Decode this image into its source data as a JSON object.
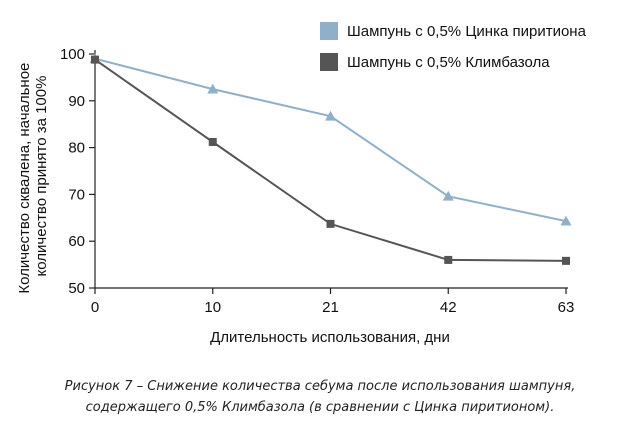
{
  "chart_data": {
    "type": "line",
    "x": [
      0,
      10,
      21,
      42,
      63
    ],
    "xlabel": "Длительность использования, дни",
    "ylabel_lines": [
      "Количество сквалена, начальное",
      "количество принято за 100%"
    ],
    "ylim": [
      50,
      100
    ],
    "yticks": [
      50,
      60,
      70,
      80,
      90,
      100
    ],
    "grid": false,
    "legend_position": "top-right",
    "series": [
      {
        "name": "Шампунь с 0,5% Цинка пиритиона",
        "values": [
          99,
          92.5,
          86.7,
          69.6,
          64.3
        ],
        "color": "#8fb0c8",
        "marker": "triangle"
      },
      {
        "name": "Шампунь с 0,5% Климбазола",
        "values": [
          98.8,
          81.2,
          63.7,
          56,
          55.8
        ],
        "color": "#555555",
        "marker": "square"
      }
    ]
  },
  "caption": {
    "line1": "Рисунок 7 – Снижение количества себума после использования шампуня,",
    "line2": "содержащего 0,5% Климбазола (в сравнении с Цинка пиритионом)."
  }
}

> **The exercise**:
Make an exact copy of the whole listing, but don't bring over any pictures.

> **Answer to the exercise**:
Decode this image into its source data as a JSON object.
{
  "chart_data": {
    "type": "line",
    "x": [
      0,
      10,
      21,
      42,
      63
    ],
    "xlabel": "Длительность использования, дни",
    "ylabel_lines": [
      "Количество сквалена, начальное",
      "количество принято за 100%"
    ],
    "ylim": [
      50,
      100
    ],
    "yticks": [
      50,
      60,
      70,
      80,
      90,
      100
    ],
    "grid": false,
    "legend_position": "top-right",
    "series": [
      {
        "name": "Шампунь с 0,5% Цинка пиритиона",
        "values": [
          99,
          92.5,
          86.7,
          69.6,
          64.3
        ],
        "color": "#8fb0c8",
        "marker": "triangle"
      },
      {
        "name": "Шампунь с 0,5% Климбазола",
        "values": [
          98.8,
          81.2,
          63.7,
          56,
          55.8
        ],
        "color": "#555555",
        "marker": "square"
      }
    ]
  },
  "caption": {
    "line1": "Рисунок 7 – Снижение количества себума после использования шампуня,",
    "line2": "содержащего 0,5% Климбазола (в сравнении с Цинка пиритионом)."
  }
}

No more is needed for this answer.